=== Material provided ===

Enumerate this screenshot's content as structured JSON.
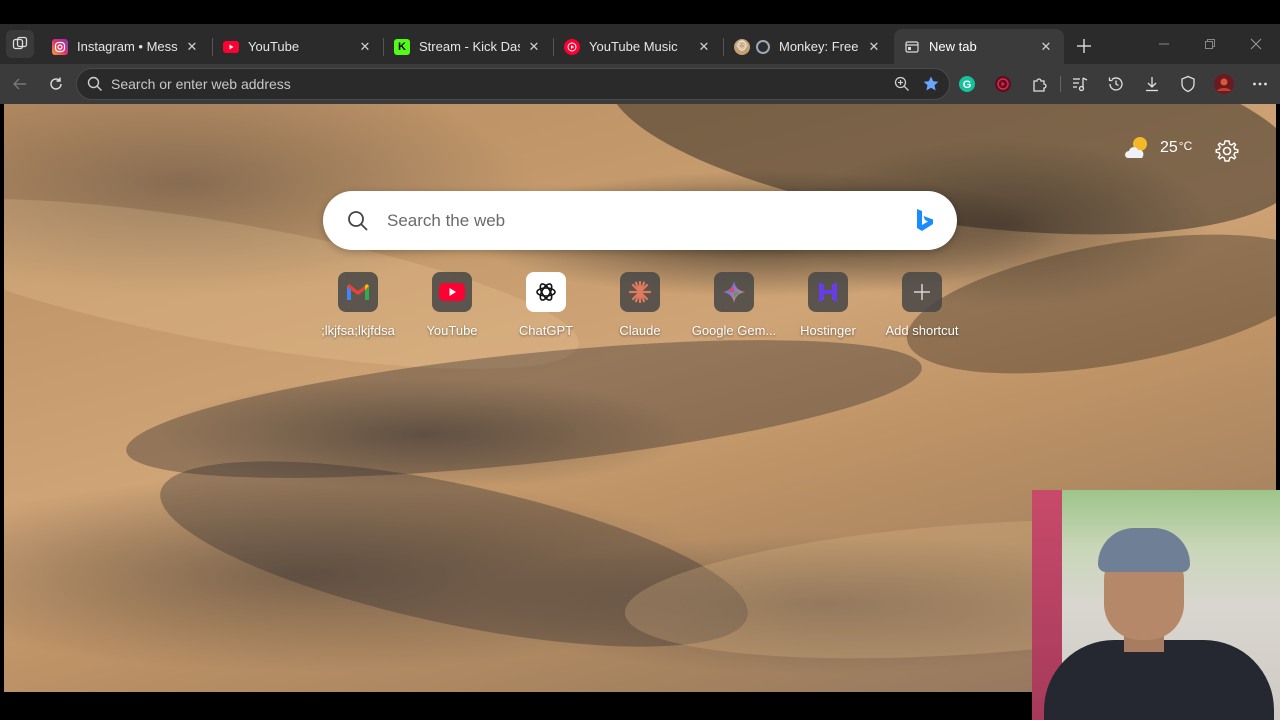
{
  "tabs": [
    {
      "title": "Instagram • Messages",
      "favicon": "instagram-icon",
      "active": false
    },
    {
      "title": "YouTube",
      "favicon": "youtube-icon",
      "active": false
    },
    {
      "title": "Stream - Kick Dashboard",
      "favicon": "kick-icon",
      "active": false
    },
    {
      "title": "YouTube Music",
      "favicon": "youtube-music-icon",
      "active": false
    },
    {
      "title": "Monkey: Free Live",
      "favicon": "monkey-icon",
      "active": false
    },
    {
      "title": "New tab",
      "favicon": "newtab-icon",
      "active": true
    }
  ],
  "addressbar": {
    "placeholder": "Search or enter web address"
  },
  "weather": {
    "temperature": "25",
    "unit": "°C",
    "icon": "partly-cloudy-icon"
  },
  "search": {
    "placeholder": "Search the web"
  },
  "shortcuts": [
    {
      "label": ";lkjfsa;lkjfdsa",
      "icon": "gmail-icon"
    },
    {
      "label": "YouTube",
      "icon": "youtube-icon"
    },
    {
      "label": "ChatGPT",
      "icon": "chatgpt-icon"
    },
    {
      "label": "Claude",
      "icon": "claude-icon"
    },
    {
      "label": "Google Gem...",
      "icon": "gemini-icon"
    },
    {
      "label": "Hostinger",
      "icon": "hostinger-icon"
    },
    {
      "label": "Add shortcut",
      "icon": "plus-icon"
    }
  ],
  "colors": {
    "tabstrip": "#2b2b2b",
    "toolbar": "#3b3b3b",
    "accent": "#4a8cff"
  }
}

===

Job >> Above are some records. Count the lines among them with the word "favicon", and answer with the number only.

Answer below >> 6